• SUPPLIED MATERIAL:
==*==
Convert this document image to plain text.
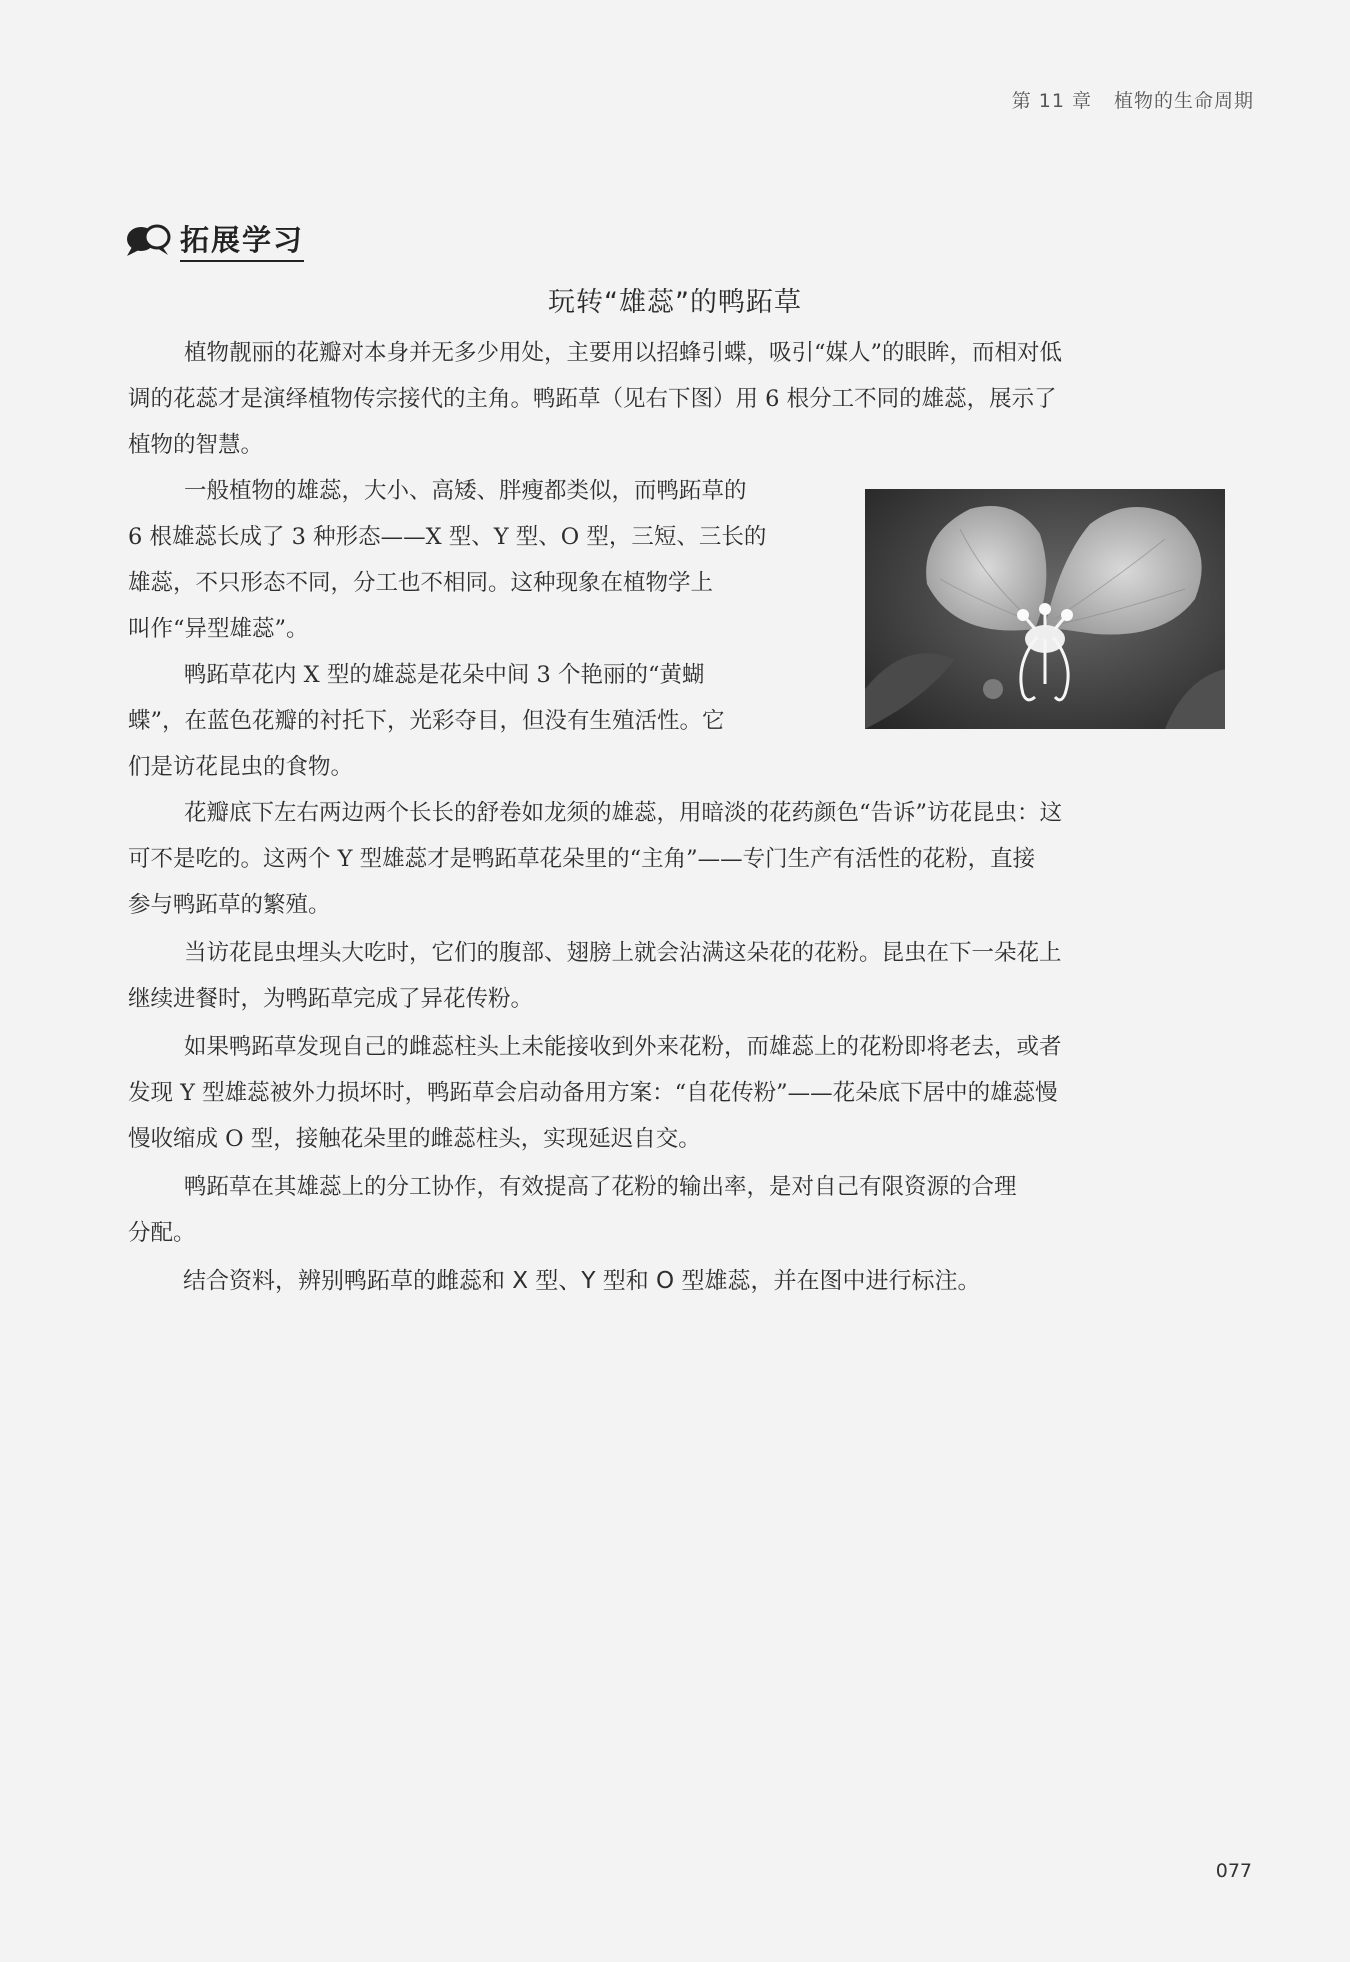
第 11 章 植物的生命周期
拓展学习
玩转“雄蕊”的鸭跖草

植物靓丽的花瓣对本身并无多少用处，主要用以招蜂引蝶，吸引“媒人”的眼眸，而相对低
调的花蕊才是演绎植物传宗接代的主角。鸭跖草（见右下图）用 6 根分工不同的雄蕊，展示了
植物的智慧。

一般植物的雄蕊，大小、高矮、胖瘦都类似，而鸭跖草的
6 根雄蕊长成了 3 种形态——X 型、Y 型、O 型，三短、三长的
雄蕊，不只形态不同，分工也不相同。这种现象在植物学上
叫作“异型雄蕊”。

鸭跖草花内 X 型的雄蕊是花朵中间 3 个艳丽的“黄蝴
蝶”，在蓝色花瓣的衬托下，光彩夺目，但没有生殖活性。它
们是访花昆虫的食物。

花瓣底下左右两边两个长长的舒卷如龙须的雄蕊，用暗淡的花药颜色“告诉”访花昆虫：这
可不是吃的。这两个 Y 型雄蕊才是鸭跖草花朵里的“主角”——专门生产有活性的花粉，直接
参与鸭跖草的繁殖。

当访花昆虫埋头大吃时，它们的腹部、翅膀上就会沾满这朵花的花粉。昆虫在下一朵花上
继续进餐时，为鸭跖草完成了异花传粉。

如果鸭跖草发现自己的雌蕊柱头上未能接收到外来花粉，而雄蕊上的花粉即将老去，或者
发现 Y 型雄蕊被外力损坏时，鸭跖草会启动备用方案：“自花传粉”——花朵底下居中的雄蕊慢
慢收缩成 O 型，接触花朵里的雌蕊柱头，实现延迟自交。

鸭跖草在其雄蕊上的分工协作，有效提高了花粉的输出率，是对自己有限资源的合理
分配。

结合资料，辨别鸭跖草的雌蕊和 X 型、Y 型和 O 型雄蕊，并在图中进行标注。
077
==*==
• WHAT IS NEEDED: In your copy of the records, include no pictures; repeat everything else exactly.

• ANSWER FOR THIS EXERCISE:
Convert this document image to plain text.
第 11 章 植物的生命周期
拓展学习
玩转“雄蕊”的鸭跖草

植物靓丽的花瓣对本身并无多少用处，主要用以招蜂引蝶，吸引“媒人”的眼眸，而相对低
调的花蕊才是演绎植物传宗接代的主角。鸭跖草（见右下图）用 6 根分工不同的雄蕊，展示了
植物的智慧。

一般植物的雄蕊，大小、高矮、胖瘦都类似，而鸭跖草的
6 根雄蕊长成了 3 种形态——X 型、Y 型、O 型，三短、三长的
雄蕊，不只形态不同，分工也不相同。这种现象在植物学上
叫作“异型雄蕊”。

鸭跖草花内 X 型的雄蕊是花朵中间 3 个艳丽的“黄蝴
蝶”，在蓝色花瓣的衬托下，光彩夺目，但没有生殖活性。它
们是访花昆虫的食物。

花瓣底下左右两边两个长长的舒卷如龙须的雄蕊，用暗淡的花药颜色“告诉”访花昆虫：这
可不是吃的。这两个 Y 型雄蕊才是鸭跖草花朵里的“主角”——专门生产有活性的花粉，直接
参与鸭跖草的繁殖。

当访花昆虫埋头大吃时，它们的腹部、翅膀上就会沾满这朵花的花粉。昆虫在下一朵花上
继续进餐时，为鸭跖草完成了异花传粉。

如果鸭跖草发现自己的雌蕊柱头上未能接收到外来花粉，而雄蕊上的花粉即将老去，或者
发现 Y 型雄蕊被外力损坏时，鸭跖草会启动备用方案：“自花传粉”——花朵底下居中的雄蕊慢
慢收缩成 O 型，接触花朵里的雌蕊柱头，实现延迟自交。

鸭跖草在其雄蕊上的分工协作，有效提高了花粉的输出率，是对自己有限资源的合理
分配。

结合资料，辨别鸭跖草的雌蕊和 X 型、Y 型和 O 型雄蕊，并在图中进行标注。
077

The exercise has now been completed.